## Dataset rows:
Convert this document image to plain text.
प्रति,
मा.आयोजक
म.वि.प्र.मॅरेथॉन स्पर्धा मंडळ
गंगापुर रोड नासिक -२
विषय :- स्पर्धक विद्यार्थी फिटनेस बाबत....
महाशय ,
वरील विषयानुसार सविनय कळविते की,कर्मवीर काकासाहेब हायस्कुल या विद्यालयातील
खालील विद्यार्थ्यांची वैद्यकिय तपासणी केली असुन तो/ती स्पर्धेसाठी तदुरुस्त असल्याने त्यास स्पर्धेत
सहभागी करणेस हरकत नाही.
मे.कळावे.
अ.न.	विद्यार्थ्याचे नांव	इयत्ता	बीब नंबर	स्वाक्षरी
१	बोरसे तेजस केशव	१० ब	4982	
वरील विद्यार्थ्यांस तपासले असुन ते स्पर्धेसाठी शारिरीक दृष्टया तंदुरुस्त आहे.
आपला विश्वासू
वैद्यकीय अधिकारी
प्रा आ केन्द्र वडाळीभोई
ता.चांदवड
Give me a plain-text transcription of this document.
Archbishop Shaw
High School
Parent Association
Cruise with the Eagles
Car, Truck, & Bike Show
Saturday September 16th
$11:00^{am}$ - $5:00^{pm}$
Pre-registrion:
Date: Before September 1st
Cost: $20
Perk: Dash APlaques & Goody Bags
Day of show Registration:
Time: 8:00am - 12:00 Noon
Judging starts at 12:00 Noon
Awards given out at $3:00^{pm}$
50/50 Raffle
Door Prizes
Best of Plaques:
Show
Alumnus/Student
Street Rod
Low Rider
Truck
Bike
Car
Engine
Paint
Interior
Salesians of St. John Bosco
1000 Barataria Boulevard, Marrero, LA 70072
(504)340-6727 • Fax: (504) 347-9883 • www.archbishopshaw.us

## Stated problem:
Count every line above that holds the word "Noon", and state the number and nothing more.

## Solution to the problem:
2